[Dataset excerpt]
* BEGIN *

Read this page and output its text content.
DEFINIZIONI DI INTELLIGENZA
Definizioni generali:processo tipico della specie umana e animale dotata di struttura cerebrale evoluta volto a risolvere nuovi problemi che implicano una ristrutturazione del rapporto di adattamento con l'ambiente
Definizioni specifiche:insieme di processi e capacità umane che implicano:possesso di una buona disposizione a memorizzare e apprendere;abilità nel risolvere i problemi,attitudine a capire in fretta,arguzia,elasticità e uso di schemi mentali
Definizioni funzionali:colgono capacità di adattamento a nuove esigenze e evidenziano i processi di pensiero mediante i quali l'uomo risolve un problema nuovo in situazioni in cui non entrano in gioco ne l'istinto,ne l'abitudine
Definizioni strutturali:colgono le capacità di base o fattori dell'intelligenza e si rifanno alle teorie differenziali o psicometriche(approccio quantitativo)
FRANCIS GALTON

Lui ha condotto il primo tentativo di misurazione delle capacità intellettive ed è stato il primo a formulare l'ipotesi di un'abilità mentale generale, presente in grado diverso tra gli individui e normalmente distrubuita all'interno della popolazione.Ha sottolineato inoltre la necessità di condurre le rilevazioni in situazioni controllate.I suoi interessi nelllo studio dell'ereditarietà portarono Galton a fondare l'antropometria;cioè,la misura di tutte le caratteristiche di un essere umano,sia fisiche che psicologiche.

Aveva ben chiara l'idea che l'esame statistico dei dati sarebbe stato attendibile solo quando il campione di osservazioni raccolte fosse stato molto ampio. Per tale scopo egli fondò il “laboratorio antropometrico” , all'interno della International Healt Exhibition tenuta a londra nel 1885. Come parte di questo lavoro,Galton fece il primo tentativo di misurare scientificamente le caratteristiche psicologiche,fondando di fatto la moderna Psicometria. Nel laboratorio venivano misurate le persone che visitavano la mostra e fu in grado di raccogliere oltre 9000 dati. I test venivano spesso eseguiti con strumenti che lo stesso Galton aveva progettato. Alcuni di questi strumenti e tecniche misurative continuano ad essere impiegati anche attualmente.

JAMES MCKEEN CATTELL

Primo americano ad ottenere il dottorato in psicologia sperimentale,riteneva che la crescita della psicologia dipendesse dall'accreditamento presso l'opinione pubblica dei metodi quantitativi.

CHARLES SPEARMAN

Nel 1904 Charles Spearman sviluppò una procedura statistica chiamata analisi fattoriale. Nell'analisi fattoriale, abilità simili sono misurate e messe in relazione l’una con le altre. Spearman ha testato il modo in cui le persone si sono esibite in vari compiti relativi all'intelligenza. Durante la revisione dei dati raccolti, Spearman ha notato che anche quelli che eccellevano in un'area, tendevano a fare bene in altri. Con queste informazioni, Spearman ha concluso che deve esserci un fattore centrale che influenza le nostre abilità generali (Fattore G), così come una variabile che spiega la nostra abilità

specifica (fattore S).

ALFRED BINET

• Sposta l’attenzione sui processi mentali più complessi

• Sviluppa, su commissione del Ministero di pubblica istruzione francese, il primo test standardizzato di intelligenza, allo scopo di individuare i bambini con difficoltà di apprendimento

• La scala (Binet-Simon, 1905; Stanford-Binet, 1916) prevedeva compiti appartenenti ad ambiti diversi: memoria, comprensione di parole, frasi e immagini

* END *

THE EXERCISE: Using the exact wording, write out all of the records.

COMPLETED TASK:
Read this page and output its text content.
DEFINIZIONI DI INTELLIGENZA
Definizioni generali:processo tipico della specie umana e animale dotata di struttura cerebrale evoluta volto a risolvere nuovi problemi che implicano una ristrutturazione del rapporto di adattamento con l'ambiente
Definizioni specifiche:insieme di processi e capacità umane che implicano:possesso di una buona disposizione a memorizzare e apprendere;abilità nel risolvere i problemi,attitudine a capire in fretta,arguzia,elasticità e uso di schemi mentali
Definizioni funzionali:colgono capacità di adattamento a nuove esigenze e evidenziano i processi di pensiero mediante i quali l'uomo risolve un problema nuovo in situazioni in cui non entrano in gioco ne l'istinto,ne l'abitudine
Definizioni strutturali:colgono le capacità di base o fattori dell'intelligenza e si rifanno alle teorie differenziali o psicometriche(approccio quantitativo)
FRANCIS GALTON

Lui ha condotto il primo tentativo di misurazione delle capacità intellettive ed è stato il primo a formulare l'ipotesi di un'abilità mentale generale, presente in grado diverso tra gli individui e normalmente distrubuita all'interno della popolazione.Ha sottolineato inoltre la necessità di condurre le rilevazioni in situazioni controllate.I suoi interessi nelllo studio dell'ereditarietà portarono Galton a fondare l'antropometria;cioè,la misura di tutte le caratteristiche di un essere umano,sia fisiche che psicologiche.

Aveva ben chiara l'idea che l'esame statistico dei dati sarebbe stato attendibile solo quando il campione di osservazioni raccolte fosse stato molto ampio. Per tale scopo egli fondò il “laboratorio antropometrico” , all'interno della International Healt Exhibition tenuta a londra nel 1885. Come parte di questo lavoro,Galton fece il primo tentativo di misurare scientificamente le caratteristiche psicologiche,fondando di fatto la moderna Psicometria. Nel laboratorio venivano misurate le persone che visitavano la mostra e fu in grado di raccogliere oltre 9000 dati. I test venivano spesso eseguiti con strumenti che lo stesso Galton aveva progettato. Alcuni di questi strumenti e tecniche misurative continuano ad essere impiegati anche attualmente.

JAMES MCKEEN CATTELL

Primo americano ad ottenere il dottorato in psicologia sperimentale,riteneva che la crescita della psicologia dipendesse dall'accreditamento presso l'opinione pubblica dei metodi quantitativi.

CHARLES SPEARMAN

Nel 1904 Charles Spearman sviluppò una procedura statistica chiamata analisi fattoriale. Nell'analisi fattoriale, abilità simili sono misurate e messe in relazione l’una con le altre. Spearman ha testato il modo in cui le persone si sono esibite in vari compiti relativi all'intelligenza. Durante la revisione dei dati raccolti, Spearman ha notato che anche quelli che eccellevano in un'area, tendevano a fare bene in altri. Con queste informazioni, Spearman ha concluso che deve esserci un fattore centrale che influenza le nostre abilità generali (Fattore G), così come una variabile che spiega la nostra abilità

specifica (fattore S).

ALFRED BINET

• Sposta l’attenzione sui processi mentali più complessi

• Sviluppa, su commissione del Ministero di pubblica istruzione francese, il primo test standardizzato di intelligenza, allo scopo di individuare i bambini con difficoltà di apprendimento

• La scala (Binet-Simon, 1905; Stanford-Binet, 1916) prevedeva compiti appartenenti ad ambiti diversi: memoria, comprensione di parole, frasi e immagini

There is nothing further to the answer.